Data tied to figure images
--*--

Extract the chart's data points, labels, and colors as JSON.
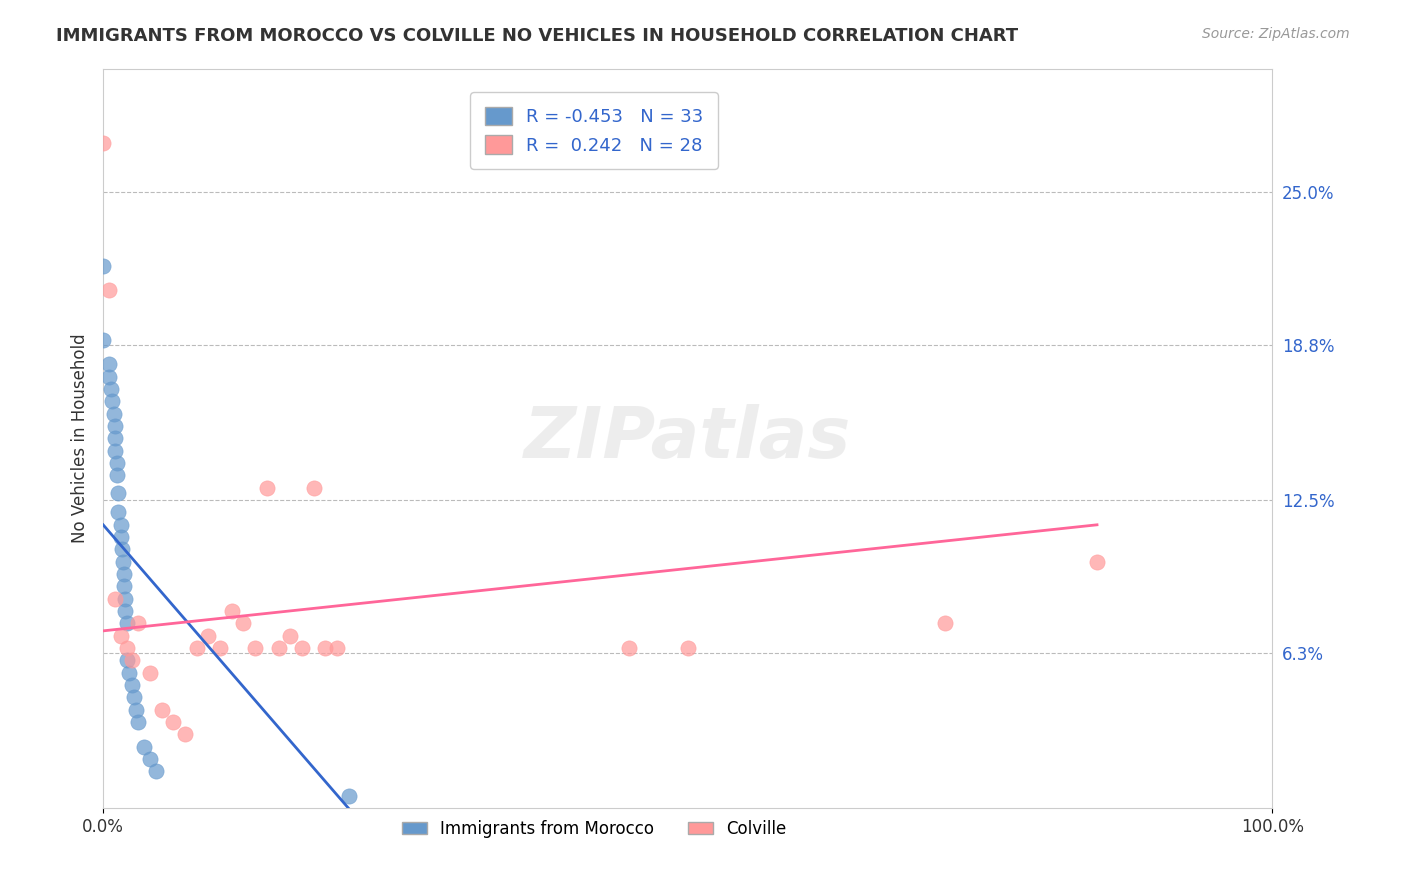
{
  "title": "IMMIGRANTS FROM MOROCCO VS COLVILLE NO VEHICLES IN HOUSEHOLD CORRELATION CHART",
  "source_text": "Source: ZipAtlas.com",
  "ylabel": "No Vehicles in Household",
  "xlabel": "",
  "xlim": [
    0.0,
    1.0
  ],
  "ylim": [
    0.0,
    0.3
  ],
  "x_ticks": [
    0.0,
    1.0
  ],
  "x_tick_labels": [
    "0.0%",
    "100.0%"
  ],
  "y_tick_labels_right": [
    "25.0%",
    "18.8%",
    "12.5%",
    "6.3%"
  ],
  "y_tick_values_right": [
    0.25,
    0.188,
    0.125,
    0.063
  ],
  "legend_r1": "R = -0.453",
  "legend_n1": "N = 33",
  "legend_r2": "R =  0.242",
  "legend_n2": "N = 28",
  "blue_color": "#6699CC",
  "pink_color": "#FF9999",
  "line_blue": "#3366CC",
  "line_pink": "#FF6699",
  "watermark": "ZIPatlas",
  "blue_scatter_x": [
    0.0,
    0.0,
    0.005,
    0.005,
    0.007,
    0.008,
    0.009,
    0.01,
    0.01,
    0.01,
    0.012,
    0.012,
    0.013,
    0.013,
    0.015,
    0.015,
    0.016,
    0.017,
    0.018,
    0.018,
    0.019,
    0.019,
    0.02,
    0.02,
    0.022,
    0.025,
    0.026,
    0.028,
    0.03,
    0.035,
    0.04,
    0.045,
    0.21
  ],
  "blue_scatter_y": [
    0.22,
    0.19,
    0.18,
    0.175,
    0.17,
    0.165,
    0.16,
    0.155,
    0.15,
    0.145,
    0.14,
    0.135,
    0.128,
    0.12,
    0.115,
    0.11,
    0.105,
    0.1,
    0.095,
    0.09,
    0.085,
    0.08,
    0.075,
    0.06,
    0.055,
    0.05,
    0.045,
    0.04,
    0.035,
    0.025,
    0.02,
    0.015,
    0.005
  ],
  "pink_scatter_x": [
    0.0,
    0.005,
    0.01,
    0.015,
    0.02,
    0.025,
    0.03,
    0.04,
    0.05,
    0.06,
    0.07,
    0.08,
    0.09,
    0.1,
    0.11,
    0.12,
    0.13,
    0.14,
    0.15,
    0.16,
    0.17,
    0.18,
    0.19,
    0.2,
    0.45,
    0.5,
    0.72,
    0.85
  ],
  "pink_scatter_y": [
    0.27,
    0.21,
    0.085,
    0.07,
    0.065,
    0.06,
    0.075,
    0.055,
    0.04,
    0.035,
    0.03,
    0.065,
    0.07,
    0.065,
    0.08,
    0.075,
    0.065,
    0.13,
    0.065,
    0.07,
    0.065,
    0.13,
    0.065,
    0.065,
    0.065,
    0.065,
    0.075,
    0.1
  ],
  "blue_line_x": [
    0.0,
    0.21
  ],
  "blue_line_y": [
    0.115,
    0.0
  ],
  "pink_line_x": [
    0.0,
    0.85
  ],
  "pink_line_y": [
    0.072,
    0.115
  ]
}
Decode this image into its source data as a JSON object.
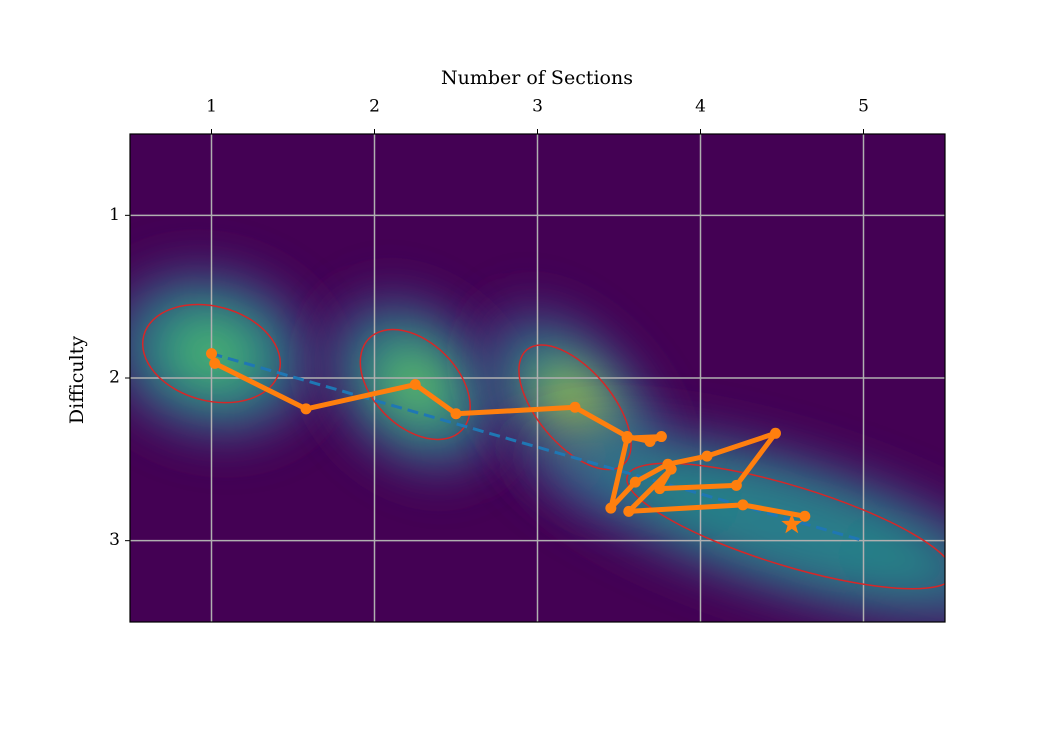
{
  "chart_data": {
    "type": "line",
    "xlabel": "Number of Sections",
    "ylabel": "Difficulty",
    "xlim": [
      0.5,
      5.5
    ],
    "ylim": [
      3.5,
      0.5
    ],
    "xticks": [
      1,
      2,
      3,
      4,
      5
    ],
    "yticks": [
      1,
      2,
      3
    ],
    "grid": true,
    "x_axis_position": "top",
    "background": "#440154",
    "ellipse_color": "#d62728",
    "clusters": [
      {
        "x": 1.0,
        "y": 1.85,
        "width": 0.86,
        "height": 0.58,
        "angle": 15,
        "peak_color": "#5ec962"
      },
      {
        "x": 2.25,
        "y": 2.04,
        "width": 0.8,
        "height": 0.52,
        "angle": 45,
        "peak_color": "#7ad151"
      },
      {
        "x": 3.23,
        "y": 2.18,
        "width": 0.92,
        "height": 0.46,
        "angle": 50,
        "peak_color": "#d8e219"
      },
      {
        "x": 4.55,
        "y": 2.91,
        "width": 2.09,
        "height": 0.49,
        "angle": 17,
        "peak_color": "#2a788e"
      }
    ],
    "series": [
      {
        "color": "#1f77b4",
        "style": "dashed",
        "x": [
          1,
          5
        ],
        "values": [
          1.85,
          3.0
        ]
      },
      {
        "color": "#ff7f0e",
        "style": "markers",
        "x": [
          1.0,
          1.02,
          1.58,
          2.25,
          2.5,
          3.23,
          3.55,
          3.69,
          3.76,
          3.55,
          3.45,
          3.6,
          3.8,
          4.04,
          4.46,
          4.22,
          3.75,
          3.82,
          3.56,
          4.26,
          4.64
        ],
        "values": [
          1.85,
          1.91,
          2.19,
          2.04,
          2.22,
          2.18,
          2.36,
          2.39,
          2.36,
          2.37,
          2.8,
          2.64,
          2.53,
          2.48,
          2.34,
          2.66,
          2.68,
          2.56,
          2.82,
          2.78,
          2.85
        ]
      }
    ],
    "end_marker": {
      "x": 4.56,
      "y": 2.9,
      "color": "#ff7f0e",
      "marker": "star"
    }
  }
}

--*--

*REQUEST*: The records above are to be quoted exactly, with all pictures left out.

*ANSWER TO THIS PROBLEM*:
Extract the chart's data points, labels, and colors as JSON.
{
  "title": "IMMIGRANTS FROM MOROCCO VS COLVILLE NO VEHICLES IN HOUSEHOLD CORRELATION CHART",
  "source_text": "Source: ZipAtlas.com",
  "ylabel": "No Vehicles in Household",
  "xlabel": "",
  "xlim": [
    0.0,
    1.0
  ],
  "ylim": [
    0.0,
    0.3
  ],
  "x_ticks": [
    0.0,
    1.0
  ],
  "x_tick_labels": [
    "0.0%",
    "100.0%"
  ],
  "y_tick_labels_right": [
    "25.0%",
    "18.8%",
    "12.5%",
    "6.3%"
  ],
  "y_tick_values_right": [
    0.25,
    0.188,
    0.125,
    0.063
  ],
  "legend_r1": "R = -0.453",
  "legend_n1": "N = 33",
  "legend_r2": "R =  0.242",
  "legend_n2": "N = 28",
  "blue_color": "#6699CC",
  "pink_color": "#FF9999",
  "line_blue": "#3366CC",
  "line_pink": "#FF6699",
  "watermark": "ZIPatlas",
  "blue_scatter_x": [
    0.0,
    0.0,
    0.005,
    0.005,
    0.007,
    0.008,
    0.009,
    0.01,
    0.01,
    0.01,
    0.012,
    0.012,
    0.013,
    0.013,
    0.015,
    0.015,
    0.016,
    0.017,
    0.018,
    0.018,
    0.019,
    0.019,
    0.02,
    0.02,
    0.022,
    0.025,
    0.026,
    0.028,
    0.03,
    0.035,
    0.04,
    0.045,
    0.21
  ],
  "blue_scatter_y": [
    0.22,
    0.19,
    0.18,
    0.175,
    0.17,
    0.165,
    0.16,
    0.155,
    0.15,
    0.145,
    0.14,
    0.135,
    0.128,
    0.12,
    0.115,
    0.11,
    0.105,
    0.1,
    0.095,
    0.09,
    0.085,
    0.08,
    0.075,
    0.06,
    0.055,
    0.05,
    0.045,
    0.04,
    0.035,
    0.025,
    0.02,
    0.015,
    0.005
  ],
  "pink_scatter_x": [
    0.0,
    0.005,
    0.01,
    0.015,
    0.02,
    0.025,
    0.03,
    0.04,
    0.05,
    0.06,
    0.07,
    0.08,
    0.09,
    0.1,
    0.11,
    0.12,
    0.13,
    0.14,
    0.15,
    0.16,
    0.17,
    0.18,
    0.19,
    0.2,
    0.45,
    0.5,
    0.72,
    0.85
  ],
  "pink_scatter_y": [
    0.27,
    0.21,
    0.085,
    0.07,
    0.065,
    0.06,
    0.075,
    0.055,
    0.04,
    0.035,
    0.03,
    0.065,
    0.07,
    0.065,
    0.08,
    0.075,
    0.065,
    0.13,
    0.065,
    0.07,
    0.065,
    0.13,
    0.065,
    0.065,
    0.065,
    0.065,
    0.075,
    0.1
  ],
  "blue_line_x": [
    0.0,
    0.21
  ],
  "blue_line_y": [
    0.115,
    0.0
  ],
  "pink_line_x": [
    0.0,
    0.85
  ],
  "pink_line_y": [
    0.072,
    0.115
  ]
}
Decode this image into its source data as a JSON object.
{
  "chart_data": {
    "type": "line",
    "xlabel": "Number of Sections",
    "ylabel": "Difficulty",
    "xlim": [
      0.5,
      5.5
    ],
    "ylim": [
      3.5,
      0.5
    ],
    "xticks": [
      1,
      2,
      3,
      4,
      5
    ],
    "yticks": [
      1,
      2,
      3
    ],
    "grid": true,
    "x_axis_position": "top",
    "background": "#440154",
    "ellipse_color": "#d62728",
    "clusters": [
      {
        "x": 1.0,
        "y": 1.85,
        "width": 0.86,
        "height": 0.58,
        "angle": 15,
        "peak_color": "#5ec962"
      },
      {
        "x": 2.25,
        "y": 2.04,
        "width": 0.8,
        "height": 0.52,
        "angle": 45,
        "peak_color": "#7ad151"
      },
      {
        "x": 3.23,
        "y": 2.18,
        "width": 0.92,
        "height": 0.46,
        "angle": 50,
        "peak_color": "#d8e219"
      },
      {
        "x": 4.55,
        "y": 2.91,
        "width": 2.09,
        "height": 0.49,
        "angle": 17,
        "peak_color": "#2a788e"
      }
    ],
    "series": [
      {
        "color": "#1f77b4",
        "style": "dashed",
        "x": [
          1,
          5
        ],
        "values": [
          1.85,
          3.0
        ]
      },
      {
        "color": "#ff7f0e",
        "style": "markers",
        "x": [
          1.0,
          1.02,
          1.58,
          2.25,
          2.5,
          3.23,
          3.55,
          3.69,
          3.76,
          3.55,
          3.45,
          3.6,
          3.8,
          4.04,
          4.46,
          4.22,
          3.75,
          3.82,
          3.56,
          4.26,
          4.64
        ],
        "values": [
          1.85,
          1.91,
          2.19,
          2.04,
          2.22,
          2.18,
          2.36,
          2.39,
          2.36,
          2.37,
          2.8,
          2.64,
          2.53,
          2.48,
          2.34,
          2.66,
          2.68,
          2.56,
          2.82,
          2.78,
          2.85
        ]
      }
    ],
    "end_marker": {
      "x": 4.56,
      "y": 2.9,
      "color": "#ff7f0e",
      "marker": "star"
    }
  }
}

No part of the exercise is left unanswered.